#### PROBLEM TO WORK ON
The answer must consist of the listing, reproduced exactly.

#### PROVIDED RECORDS
====

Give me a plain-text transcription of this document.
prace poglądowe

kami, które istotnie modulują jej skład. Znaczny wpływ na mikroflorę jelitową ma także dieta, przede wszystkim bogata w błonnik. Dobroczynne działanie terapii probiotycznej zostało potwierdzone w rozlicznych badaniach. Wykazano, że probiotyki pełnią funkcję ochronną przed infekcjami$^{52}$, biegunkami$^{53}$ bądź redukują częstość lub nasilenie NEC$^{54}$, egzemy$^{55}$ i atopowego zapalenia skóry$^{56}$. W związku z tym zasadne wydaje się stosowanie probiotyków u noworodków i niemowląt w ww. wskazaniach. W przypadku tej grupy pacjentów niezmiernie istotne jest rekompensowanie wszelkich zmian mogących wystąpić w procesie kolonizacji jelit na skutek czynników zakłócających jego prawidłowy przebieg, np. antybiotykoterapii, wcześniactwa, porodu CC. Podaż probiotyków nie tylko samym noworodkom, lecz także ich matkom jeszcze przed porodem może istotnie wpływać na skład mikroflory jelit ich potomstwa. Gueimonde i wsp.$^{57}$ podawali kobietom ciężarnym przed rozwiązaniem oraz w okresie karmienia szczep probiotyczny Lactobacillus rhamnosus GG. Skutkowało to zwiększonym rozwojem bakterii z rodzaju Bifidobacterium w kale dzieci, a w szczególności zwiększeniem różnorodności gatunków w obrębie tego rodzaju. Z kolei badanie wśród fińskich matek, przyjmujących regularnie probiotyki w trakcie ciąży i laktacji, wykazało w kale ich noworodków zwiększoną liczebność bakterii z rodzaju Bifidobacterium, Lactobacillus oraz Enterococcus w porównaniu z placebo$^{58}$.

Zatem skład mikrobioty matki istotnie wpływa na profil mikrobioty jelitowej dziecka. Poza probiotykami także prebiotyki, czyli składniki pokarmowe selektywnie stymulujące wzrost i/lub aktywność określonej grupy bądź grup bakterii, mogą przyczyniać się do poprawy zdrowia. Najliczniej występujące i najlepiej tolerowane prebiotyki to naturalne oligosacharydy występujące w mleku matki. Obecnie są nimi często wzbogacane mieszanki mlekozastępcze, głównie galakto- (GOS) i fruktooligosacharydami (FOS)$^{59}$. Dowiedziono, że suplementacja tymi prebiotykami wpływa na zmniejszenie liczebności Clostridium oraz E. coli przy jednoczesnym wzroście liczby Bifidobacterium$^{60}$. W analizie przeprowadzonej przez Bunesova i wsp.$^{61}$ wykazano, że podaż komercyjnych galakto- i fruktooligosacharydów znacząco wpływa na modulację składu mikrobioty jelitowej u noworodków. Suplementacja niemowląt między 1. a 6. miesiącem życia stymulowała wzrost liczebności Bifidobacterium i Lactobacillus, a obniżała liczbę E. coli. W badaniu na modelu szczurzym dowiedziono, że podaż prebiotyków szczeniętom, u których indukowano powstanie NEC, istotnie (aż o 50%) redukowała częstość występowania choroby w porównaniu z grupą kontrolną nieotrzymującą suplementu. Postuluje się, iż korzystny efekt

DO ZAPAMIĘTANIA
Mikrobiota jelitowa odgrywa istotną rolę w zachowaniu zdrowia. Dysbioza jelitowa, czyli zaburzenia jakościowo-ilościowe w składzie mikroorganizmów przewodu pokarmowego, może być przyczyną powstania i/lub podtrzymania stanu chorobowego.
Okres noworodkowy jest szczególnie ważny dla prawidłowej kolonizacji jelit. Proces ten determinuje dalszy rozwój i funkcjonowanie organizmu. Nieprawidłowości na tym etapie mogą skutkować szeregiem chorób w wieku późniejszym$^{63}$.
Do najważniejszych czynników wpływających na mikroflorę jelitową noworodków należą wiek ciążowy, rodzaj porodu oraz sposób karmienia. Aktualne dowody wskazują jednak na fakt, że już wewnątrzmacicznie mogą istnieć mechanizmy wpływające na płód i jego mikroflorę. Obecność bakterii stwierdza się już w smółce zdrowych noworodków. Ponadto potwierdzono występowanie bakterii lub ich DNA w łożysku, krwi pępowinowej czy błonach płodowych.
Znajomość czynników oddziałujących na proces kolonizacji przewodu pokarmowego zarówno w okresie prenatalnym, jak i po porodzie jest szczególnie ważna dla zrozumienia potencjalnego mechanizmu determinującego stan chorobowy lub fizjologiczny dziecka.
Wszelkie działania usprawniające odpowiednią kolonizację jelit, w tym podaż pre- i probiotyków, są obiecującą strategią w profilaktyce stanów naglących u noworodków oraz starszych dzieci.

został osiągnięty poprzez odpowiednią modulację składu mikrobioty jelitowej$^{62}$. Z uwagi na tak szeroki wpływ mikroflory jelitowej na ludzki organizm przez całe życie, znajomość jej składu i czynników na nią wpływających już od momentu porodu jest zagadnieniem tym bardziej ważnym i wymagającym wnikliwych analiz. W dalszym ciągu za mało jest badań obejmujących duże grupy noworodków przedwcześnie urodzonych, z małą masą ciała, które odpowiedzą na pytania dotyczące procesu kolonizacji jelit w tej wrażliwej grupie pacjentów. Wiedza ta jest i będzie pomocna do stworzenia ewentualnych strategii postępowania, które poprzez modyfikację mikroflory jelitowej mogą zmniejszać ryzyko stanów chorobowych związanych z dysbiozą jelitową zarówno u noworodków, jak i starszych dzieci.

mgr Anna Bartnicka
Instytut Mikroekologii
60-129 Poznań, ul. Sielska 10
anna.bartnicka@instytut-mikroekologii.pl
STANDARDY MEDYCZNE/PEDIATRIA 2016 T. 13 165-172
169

====

#### SOLUTION TO THIS EXERCISE
Give me a plain-text transcription of this document.
prace poglądowe

kami, które istotnie modulują jej skład. Znaczny wpływ na mikroflorę jelitową ma także dieta, przede wszystkim bogata w błonnik. Dobroczynne działanie terapii probiotycznej zostało potwierdzone w rozlicznych badaniach. Wykazano, że probiotyki pełnią funkcję ochronną przed infekcjami$^{52}$, biegunkami$^{53}$ bądź redukują częstość lub nasilenie NEC$^{54}$, egzemy$^{55}$ i atopowego zapalenia skóry$^{56}$. W związku z tym zasadne wydaje się stosowanie probiotyków u noworodków i niemowląt w ww. wskazaniach. W przypadku tej grupy pacjentów niezmiernie istotne jest rekompensowanie wszelkich zmian mogących wystąpić w procesie kolonizacji jelit na skutek czynników zakłócających jego prawidłowy przebieg, np. antybiotykoterapii, wcześniactwa, porodu CC. Podaż probiotyków nie tylko samym noworodkom, lecz także ich matkom jeszcze przed porodem może istotnie wpływać na skład mikroflory jelit ich potomstwa. Gueimonde i wsp.$^{57}$ podawali kobietom ciężarnym przed rozwiązaniem oraz w okresie karmienia szczep probiotyczny Lactobacillus rhamnosus GG. Skutkowało to zwiększonym rozwojem bakterii z rodzaju Bifidobacterium w kale dzieci, a w szczególności zwiększeniem różnorodności gatunków w obrębie tego rodzaju. Z kolei badanie wśród fińskich matek, przyjmujących regularnie probiotyki w trakcie ciąży i laktacji, wykazało w kale ich noworodków zwiększoną liczebność bakterii z rodzaju Bifidobacterium, Lactobacillus oraz Enterococcus w porównaniu z placebo$^{58}$.

Zatem skład mikrobioty matki istotnie wpływa na profil mikrobioty jelitowej dziecka. Poza probiotykami także prebiotyki, czyli składniki pokarmowe selektywnie stymulujące wzrost i/lub aktywność określonej grupy bądź grup bakterii, mogą przyczyniać się do poprawy zdrowia. Najliczniej występujące i najlepiej tolerowane prebiotyki to naturalne oligosacharydy występujące w mleku matki. Obecnie są nimi często wzbogacane mieszanki mlekozastępcze, głównie galakto- (GOS) i fruktooligosacharydami (FOS)$^{59}$. Dowiedziono, że suplementacja tymi prebiotykami wpływa na zmniejszenie liczebności Clostridium oraz E. coli przy jednoczesnym wzroście liczby Bifidobacterium$^{60}$. W analizie przeprowadzonej przez Bunesova i wsp.$^{61}$ wykazano, że podaż komercyjnych galakto- i fruktooligosacharydów znacząco wpływa na modulację składu mikrobioty jelitowej u noworodków. Suplementacja niemowląt między 1. a 6. miesiącem życia stymulowała wzrost liczebności Bifidobacterium i Lactobacillus, a obniżała liczbę E. coli. W badaniu na modelu szczurzym dowiedziono, że podaż prebiotyków szczeniętom, u których indukowano powstanie NEC, istotnie (aż o 50%) redukowała częstość występowania choroby w porównaniu z grupą kontrolną nieotrzymującą suplementu. Postuluje się, iż korzystny efekt

DO ZAPAMIĘTANIA
Mikrobiota jelitowa odgrywa istotną rolę w zachowaniu zdrowia. Dysbioza jelitowa, czyli zaburzenia jakościowo-ilościowe w składzie mikroorganizmów przewodu pokarmowego, może być przyczyną powstania i/lub podtrzymania stanu chorobowego.
Okres noworodkowy jest szczególnie ważny dla prawidłowej kolonizacji jelit. Proces ten determinuje dalszy rozwój i funkcjonowanie organizmu. Nieprawidłowości na tym etapie mogą skutkować szeregiem chorób w wieku późniejszym$^{63}$.
Do najważniejszych czynników wpływających na mikroflorę jelitową noworodków należą wiek ciążowy, rodzaj porodu oraz sposób karmienia. Aktualne dowody wskazują jednak na fakt, że już wewnątrzmacicznie mogą istnieć mechanizmy wpływające na płód i jego mikroflorę. Obecność bakterii stwierdza się już w smółce zdrowych noworodków. Ponadto potwierdzono występowanie bakterii lub ich DNA w łożysku, krwi pępowinowej czy błonach płodowych.
Znajomość czynników oddziałujących na proces kolonizacji przewodu pokarmowego zarówno w okresie prenatalnym, jak i po porodzie jest szczególnie ważna dla zrozumienia potencjalnego mechanizmu determinującego stan chorobowy lub fizjologiczny dziecka.
Wszelkie działania usprawniające odpowiednią kolonizację jelit, w tym podaż pre- i probiotyków, są obiecującą strategią w profilaktyce stanów naglących u noworodków oraz starszych dzieci.

został osiągnięty poprzez odpowiednią modulację składu mikrobioty jelitowej$^{62}$. Z uwagi na tak szeroki wpływ mikroflory jelitowej na ludzki organizm przez całe życie, znajomość jej składu i czynników na nią wpływających już od momentu porodu jest zagadnieniem tym bardziej ważnym i wymagającym wnikliwych analiz. W dalszym ciągu za mało jest badań obejmujących duże grupy noworodków przedwcześnie urodzonych, z małą masą ciała, które odpowiedzą na pytania dotyczące procesu kolonizacji jelit w tej wrażliwej grupie pacjentów. Wiedza ta jest i będzie pomocna do stworzenia ewentualnych strategii postępowania, które poprzez modyfikację mikroflory jelitowej mogą zmniejszać ryzyko stanów chorobowych związanych z dysbiozą jelitową zarówno u noworodków, jak i starszych dzieci.

mgr Anna Bartnicka
Instytut Mikroekologii
60-129 Poznań, ul. Sielska 10
anna.bartnicka@instytut-mikroekologii.pl
STANDARDY MEDYCZNE/PEDIATRIA 2016 T. 13 165-172
169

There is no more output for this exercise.